--- Material for this task ---

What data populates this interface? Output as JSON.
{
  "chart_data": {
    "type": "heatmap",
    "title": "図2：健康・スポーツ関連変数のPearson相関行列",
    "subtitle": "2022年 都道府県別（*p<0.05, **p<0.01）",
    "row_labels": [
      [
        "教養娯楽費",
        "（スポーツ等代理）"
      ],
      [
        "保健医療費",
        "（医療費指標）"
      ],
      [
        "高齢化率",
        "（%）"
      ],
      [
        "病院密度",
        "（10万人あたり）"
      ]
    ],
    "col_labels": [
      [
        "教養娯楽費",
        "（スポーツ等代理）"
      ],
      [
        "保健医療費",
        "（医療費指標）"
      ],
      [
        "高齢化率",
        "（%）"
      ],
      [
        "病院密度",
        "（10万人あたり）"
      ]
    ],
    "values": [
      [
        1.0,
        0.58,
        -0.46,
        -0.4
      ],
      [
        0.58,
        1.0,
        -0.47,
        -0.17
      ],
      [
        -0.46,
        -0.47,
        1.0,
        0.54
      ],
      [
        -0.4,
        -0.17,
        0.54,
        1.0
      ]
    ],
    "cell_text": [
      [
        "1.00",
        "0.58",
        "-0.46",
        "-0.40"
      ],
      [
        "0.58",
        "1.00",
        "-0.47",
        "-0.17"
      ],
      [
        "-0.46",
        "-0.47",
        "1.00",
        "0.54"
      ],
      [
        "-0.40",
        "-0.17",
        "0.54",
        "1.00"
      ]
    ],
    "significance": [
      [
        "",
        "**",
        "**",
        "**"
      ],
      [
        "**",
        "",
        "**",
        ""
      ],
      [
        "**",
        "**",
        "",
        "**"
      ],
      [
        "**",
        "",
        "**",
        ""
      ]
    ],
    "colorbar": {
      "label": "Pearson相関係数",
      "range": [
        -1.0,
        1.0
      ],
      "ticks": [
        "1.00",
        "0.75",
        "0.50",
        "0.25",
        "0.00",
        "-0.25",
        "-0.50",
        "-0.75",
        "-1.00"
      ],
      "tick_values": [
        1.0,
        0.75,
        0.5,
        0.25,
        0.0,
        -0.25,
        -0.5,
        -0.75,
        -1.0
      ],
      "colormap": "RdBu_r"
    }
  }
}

---

### Short exercise:
Restate the records, all of them, precisely as written.

### Result of this task:
What data populates this interface? Output as JSON.
{
  "chart_data": {
    "type": "heatmap",
    "title": "図2：健康・スポーツ関連変数のPearson相関行列",
    "subtitle": "2022年 都道府県別（*p<0.05, **p<0.01）",
    "row_labels": [
      [
        "教養娯楽費",
        "（スポーツ等代理）"
      ],
      [
        "保健医療費",
        "（医療費指標）"
      ],
      [
        "高齢化率",
        "（%）"
      ],
      [
        "病院密度",
        "（10万人あたり）"
      ]
    ],
    "col_labels": [
      [
        "教養娯楽費",
        "（スポーツ等代理）"
      ],
      [
        "保健医療費",
        "（医療費指標）"
      ],
      [
        "高齢化率",
        "（%）"
      ],
      [
        "病院密度",
        "（10万人あたり）"
      ]
    ],
    "values": [
      [
        1.0,
        0.58,
        -0.46,
        -0.4
      ],
      [
        0.58,
        1.0,
        -0.47,
        -0.17
      ],
      [
        -0.46,
        -0.47,
        1.0,
        0.54
      ],
      [
        -0.4,
        -0.17,
        0.54,
        1.0
      ]
    ],
    "cell_text": [
      [
        "1.00",
        "0.58",
        "-0.46",
        "-0.40"
      ],
      [
        "0.58",
        "1.00",
        "-0.47",
        "-0.17"
      ],
      [
        "-0.46",
        "-0.47",
        "1.00",
        "0.54"
      ],
      [
        "-0.40",
        "-0.17",
        "0.54",
        "1.00"
      ]
    ],
    "significance": [
      [
        "",
        "**",
        "**",
        "**"
      ],
      [
        "**",
        "",
        "**",
        ""
      ],
      [
        "**",
        "**",
        "",
        "**"
      ],
      [
        "**",
        "",
        "**",
        ""
      ]
    ],
    "colorbar": {
      "label": "Pearson相関係数",
      "range": [
        -1.0,
        1.0
      ],
      "ticks": [
        "1.00",
        "0.75",
        "0.50",
        "0.25",
        "0.00",
        "-0.25",
        "-0.50",
        "-0.75",
        "-1.00"
      ],
      "tick_values": [
        1.0,
        0.75,
        0.5,
        0.25,
        0.0,
        -0.25,
        -0.5,
        -0.75,
        -1.0
      ],
      "colormap": "RdBu_r"
    }
  }
}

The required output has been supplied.